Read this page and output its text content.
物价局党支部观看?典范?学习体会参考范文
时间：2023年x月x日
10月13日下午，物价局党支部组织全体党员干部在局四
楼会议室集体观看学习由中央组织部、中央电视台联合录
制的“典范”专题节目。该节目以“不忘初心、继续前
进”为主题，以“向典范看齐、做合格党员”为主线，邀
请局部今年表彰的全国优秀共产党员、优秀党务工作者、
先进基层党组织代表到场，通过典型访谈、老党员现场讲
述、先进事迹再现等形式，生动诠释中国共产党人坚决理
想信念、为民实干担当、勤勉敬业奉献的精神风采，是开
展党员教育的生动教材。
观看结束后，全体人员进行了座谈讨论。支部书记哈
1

==

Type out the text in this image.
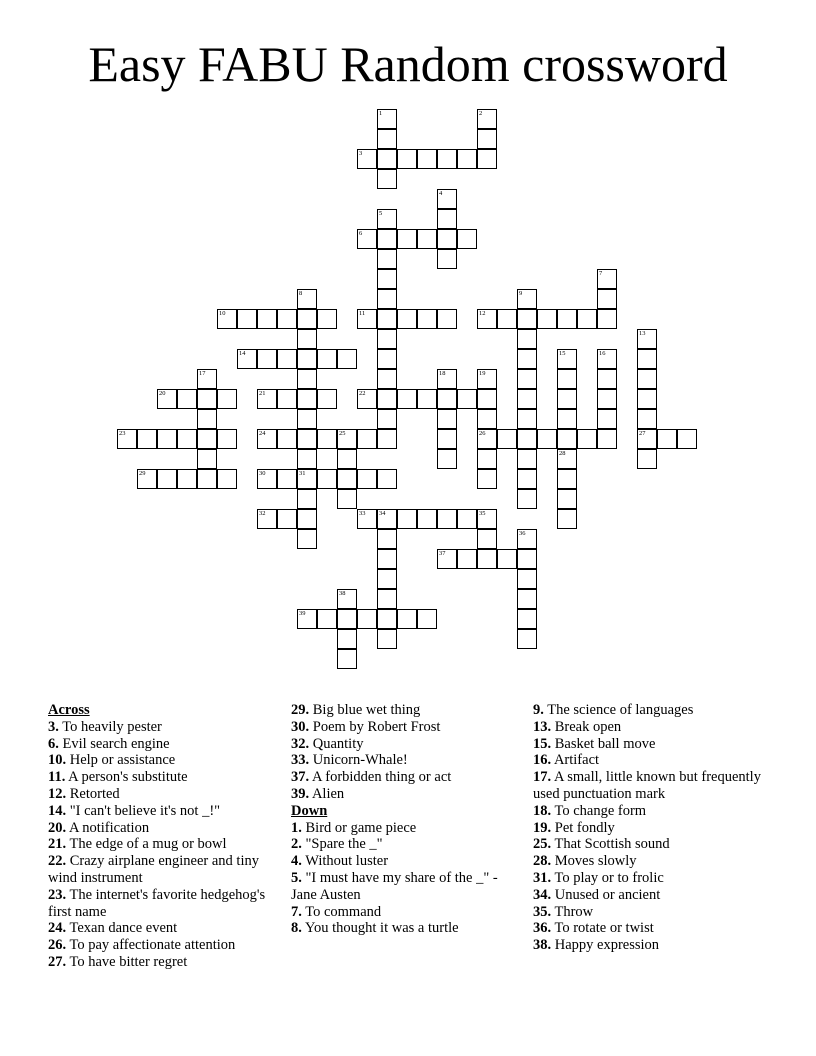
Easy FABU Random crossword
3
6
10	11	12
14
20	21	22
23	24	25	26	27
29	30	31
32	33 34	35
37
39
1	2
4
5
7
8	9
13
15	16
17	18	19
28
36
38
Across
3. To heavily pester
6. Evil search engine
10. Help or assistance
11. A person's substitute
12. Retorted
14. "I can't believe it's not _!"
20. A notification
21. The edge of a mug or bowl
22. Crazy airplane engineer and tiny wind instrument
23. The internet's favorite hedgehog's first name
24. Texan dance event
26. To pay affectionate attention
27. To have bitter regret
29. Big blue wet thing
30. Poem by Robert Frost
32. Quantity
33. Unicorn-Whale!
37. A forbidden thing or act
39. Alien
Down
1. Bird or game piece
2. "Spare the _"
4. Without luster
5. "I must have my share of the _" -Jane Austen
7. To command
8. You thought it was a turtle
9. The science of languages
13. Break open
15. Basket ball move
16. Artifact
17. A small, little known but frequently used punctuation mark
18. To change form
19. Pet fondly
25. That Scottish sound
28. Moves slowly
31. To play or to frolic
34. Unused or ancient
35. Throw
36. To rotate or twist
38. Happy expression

__The task__
Copy out each line of the records that holds the string "thing".

__Worked solution__
29. Big blue wet thing
37. A forbidden thing or act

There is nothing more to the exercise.